(STATED GOAL): Leave out the pictures; transcribe all else exactly.
###
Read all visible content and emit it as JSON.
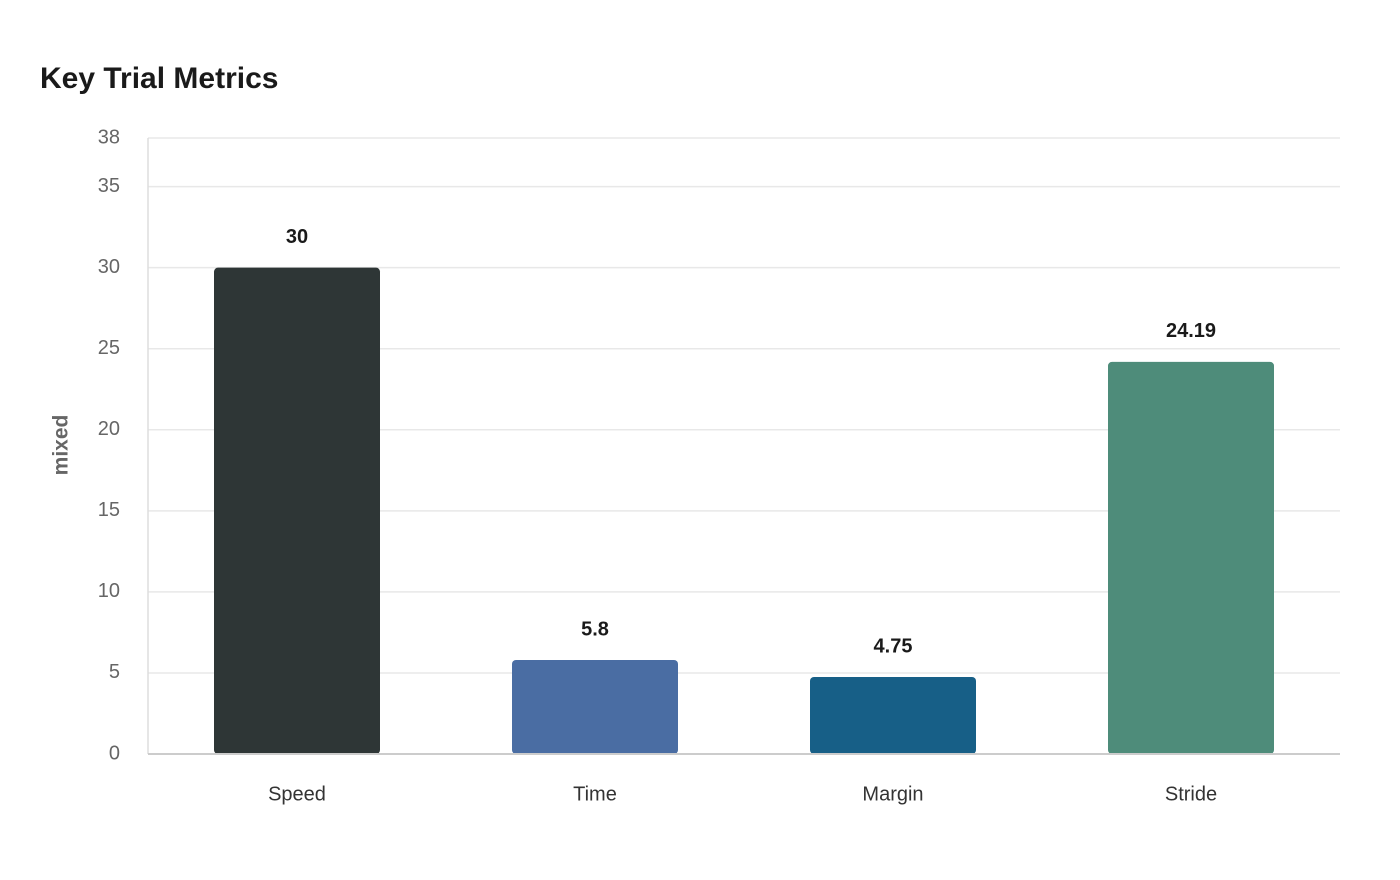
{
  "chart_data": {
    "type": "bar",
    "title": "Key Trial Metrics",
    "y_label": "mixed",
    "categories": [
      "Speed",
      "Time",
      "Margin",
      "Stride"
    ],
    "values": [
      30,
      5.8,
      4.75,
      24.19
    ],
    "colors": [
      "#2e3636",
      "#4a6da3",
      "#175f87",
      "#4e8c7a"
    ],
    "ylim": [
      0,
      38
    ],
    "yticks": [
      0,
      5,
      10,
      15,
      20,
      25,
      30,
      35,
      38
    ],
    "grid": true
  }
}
###
(THE REPLY):
Read all visible content and emit it as JSON.
{
  "chart_data": {
    "type": "bar",
    "title": "Key Trial Metrics",
    "y_label": "mixed",
    "categories": [
      "Speed",
      "Time",
      "Margin",
      "Stride"
    ],
    "values": [
      30,
      5.8,
      4.75,
      24.19
    ],
    "colors": [
      "#2e3636",
      "#4a6da3",
      "#175f87",
      "#4e8c7a"
    ],
    "ylim": [
      0,
      38
    ],
    "yticks": [
      0,
      5,
      10,
      15,
      20,
      25,
      30,
      35,
      38
    ],
    "grid": true
  }
}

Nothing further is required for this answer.